Given request a — List every law or convention that the case summary below says the claimant's claim against the CPS was brought under.

Page —
--*--

The judgment in the case of Driver v Crown Prosecution Service [2022] EWCH 2500 (KB) is useful guidance for the quantum the court will award for distress in data claims, awarding £250 in this claim. Interestingly, the court also takes an objective view when assessing the claimant's distress.


The claimant is a local councillor and a well-known figure in Lancashire politics. In 2014 he was investigated as part of a local government corruption investigation, Operation Sheridan. In March 2016 he was excluded from the investigation and no longer a suspect but was later investigated in 2017 regarding allegations of perverting the course of justice. In 2018 Lancashire police referred the Operation Sheridan file to the CPS for their consideration regarding whether to bring charges against the eight individuals (including the Claimant) that were the subject of Operation Sheridan. At the time, this development was reported in the press and the claimant and seven other suspects were expressly linked to the Operation.

In June 2019, a member of the public who had 'an axe to grind' about the Claimant contacted the CPS regarding the investigation. The CPS responded confirming that 'a charging file' had 'been referred from the Operation Sheridan investigation team to the CPS for consideration'. The member of the public then wrote to general election candidates including political opponents of the Claimant, and also wrote to journalist Jeremy Vine and to another journalist regarding the ongoing investigation into the Claimant.

The Claimant brought a claim against the CPS for breach of UK GDPR, the Data Protection Act 2018 (DPA) and Article 8 of the European Convention on Human Rights (ECHR) as a result of the CPS sharing his personal data with the member of the public.


Justice Knowles decided that:

  1. Personal data: The information disclosed by the CPS did amount to the Claimant's personal data 'as it indirectly allowed him to be identified as one of the people in relation to whom a file had been sent to the CPS for a charging decision' (para 101). The 'mention of Operation Sheridan in the email was an 'identifier'' to which the Claimant was linked. Justice Knowles went on to say that 'Personal data can relate to more than one person and does not have to relate exclusively to one data subject, particularly when the group referred to is small' (para 101).

--*--

Recorded data —

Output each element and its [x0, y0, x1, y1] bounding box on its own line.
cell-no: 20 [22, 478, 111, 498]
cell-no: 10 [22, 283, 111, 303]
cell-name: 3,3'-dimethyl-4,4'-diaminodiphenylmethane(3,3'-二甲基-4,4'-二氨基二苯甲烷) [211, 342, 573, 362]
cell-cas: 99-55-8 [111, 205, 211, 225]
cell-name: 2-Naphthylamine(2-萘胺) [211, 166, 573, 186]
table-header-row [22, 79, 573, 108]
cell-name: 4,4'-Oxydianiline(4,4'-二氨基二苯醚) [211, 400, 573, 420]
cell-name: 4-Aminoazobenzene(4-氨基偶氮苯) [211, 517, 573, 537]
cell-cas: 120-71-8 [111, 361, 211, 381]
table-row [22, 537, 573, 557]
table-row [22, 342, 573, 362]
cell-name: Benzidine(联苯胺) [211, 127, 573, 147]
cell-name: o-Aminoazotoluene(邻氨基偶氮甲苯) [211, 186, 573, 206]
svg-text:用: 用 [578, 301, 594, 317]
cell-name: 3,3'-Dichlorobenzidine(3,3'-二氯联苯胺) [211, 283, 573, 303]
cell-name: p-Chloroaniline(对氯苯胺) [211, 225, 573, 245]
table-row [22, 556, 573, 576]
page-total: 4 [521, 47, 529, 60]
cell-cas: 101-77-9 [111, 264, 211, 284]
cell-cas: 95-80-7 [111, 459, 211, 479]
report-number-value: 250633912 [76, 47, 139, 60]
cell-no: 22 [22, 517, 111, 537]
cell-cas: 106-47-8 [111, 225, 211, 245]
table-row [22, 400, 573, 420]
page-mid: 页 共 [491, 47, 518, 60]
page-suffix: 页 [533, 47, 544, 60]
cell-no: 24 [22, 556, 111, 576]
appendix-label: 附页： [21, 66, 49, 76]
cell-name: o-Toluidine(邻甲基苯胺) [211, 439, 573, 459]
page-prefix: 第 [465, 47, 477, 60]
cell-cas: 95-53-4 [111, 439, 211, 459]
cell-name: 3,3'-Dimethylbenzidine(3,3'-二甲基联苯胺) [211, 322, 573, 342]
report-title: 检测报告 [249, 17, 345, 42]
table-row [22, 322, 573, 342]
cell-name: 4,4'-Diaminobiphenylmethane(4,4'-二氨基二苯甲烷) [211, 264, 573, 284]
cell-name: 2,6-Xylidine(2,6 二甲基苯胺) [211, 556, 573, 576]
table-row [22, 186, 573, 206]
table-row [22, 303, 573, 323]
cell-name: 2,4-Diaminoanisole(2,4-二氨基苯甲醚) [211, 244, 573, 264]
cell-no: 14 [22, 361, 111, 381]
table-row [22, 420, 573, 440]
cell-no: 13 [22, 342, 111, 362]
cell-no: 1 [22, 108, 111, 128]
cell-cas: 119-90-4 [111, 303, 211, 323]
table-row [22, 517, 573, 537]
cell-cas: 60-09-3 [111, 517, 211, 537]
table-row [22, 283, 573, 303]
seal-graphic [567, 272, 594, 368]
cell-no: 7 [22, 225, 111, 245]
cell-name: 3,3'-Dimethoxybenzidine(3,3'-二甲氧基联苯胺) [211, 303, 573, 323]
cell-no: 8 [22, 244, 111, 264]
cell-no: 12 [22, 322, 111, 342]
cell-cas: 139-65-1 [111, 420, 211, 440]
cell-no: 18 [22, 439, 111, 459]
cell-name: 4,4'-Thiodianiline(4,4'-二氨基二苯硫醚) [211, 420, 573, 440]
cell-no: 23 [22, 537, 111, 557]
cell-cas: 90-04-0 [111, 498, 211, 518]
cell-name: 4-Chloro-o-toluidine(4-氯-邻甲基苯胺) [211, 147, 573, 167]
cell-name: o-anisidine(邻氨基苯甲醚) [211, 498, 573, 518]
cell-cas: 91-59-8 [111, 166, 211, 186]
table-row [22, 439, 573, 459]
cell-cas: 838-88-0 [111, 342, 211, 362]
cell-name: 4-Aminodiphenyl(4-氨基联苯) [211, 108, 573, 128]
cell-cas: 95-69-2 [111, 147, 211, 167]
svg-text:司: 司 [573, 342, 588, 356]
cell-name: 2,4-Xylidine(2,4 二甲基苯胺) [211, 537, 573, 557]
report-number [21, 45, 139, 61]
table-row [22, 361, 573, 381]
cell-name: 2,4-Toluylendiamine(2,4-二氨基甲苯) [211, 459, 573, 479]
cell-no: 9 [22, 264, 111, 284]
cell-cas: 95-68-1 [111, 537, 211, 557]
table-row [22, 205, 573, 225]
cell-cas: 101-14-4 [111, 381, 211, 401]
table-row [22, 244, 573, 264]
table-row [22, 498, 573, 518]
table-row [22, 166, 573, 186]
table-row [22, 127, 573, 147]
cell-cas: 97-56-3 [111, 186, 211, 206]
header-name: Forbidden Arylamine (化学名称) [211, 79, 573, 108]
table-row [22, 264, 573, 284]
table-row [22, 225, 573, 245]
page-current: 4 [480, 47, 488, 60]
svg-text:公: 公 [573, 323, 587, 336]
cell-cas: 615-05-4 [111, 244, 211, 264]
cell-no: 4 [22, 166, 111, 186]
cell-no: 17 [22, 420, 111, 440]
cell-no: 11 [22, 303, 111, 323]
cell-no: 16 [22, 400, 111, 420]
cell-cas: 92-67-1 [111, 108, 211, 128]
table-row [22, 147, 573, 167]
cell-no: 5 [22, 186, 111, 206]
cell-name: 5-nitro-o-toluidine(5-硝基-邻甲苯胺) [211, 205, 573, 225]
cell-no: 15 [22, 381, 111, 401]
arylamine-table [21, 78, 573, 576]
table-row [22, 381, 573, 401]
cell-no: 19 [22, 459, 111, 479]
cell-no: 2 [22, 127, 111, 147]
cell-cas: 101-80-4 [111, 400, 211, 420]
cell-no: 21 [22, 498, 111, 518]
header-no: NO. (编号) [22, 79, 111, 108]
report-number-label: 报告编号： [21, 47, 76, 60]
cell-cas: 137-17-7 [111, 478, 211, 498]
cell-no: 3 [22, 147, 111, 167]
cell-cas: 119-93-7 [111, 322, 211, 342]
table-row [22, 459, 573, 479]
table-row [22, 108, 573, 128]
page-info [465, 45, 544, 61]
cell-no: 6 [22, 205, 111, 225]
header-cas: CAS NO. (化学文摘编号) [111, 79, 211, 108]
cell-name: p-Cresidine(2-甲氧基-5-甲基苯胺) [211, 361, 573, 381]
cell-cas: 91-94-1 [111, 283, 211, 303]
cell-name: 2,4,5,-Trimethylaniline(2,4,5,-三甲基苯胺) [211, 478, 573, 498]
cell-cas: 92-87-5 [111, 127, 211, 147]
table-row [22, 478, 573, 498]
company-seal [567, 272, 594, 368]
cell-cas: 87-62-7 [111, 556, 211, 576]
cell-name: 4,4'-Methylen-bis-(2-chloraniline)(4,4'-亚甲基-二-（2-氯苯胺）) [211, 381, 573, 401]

--*--

Given request b — Turn the stretch of the records from their start through the line containing "table-header-row [22, 79, 573, 108]" into a Markdown table with the columns Line and Content, giving each row its number and omitting blank lines.

Full answer a —
- UK GDPR
- Data Protection Act 2018 (DPA)
- Article 8 of the European Convention on Human Rights (ECHR)

Full answer b —
| Line | Content |
|---|---|
| 1 | Output each element and its [x0, y0, x1, y1] bounding box on its own line. |
| 2 | cell-no: 20 [22, 478, 111, 498] |
| 3 | cell-no: 10 [22, 283, 111, 303] |
| 4 | cell-name: 3,3'-dimethyl-4,4'-diaminodiphenylmethane(3,3'-二甲基-4,4'-二氨基二苯甲烷) [211, 342, 573, 362] |
| 5 | cell-cas: 99-55-8 [111, 205, 211, 225] |
| 6 | cell-name: 2-Naphthylamine(2-萘胺) [211, 166, 573, 186] |
| 7 | table-header-row [22, 79, 573, 108] |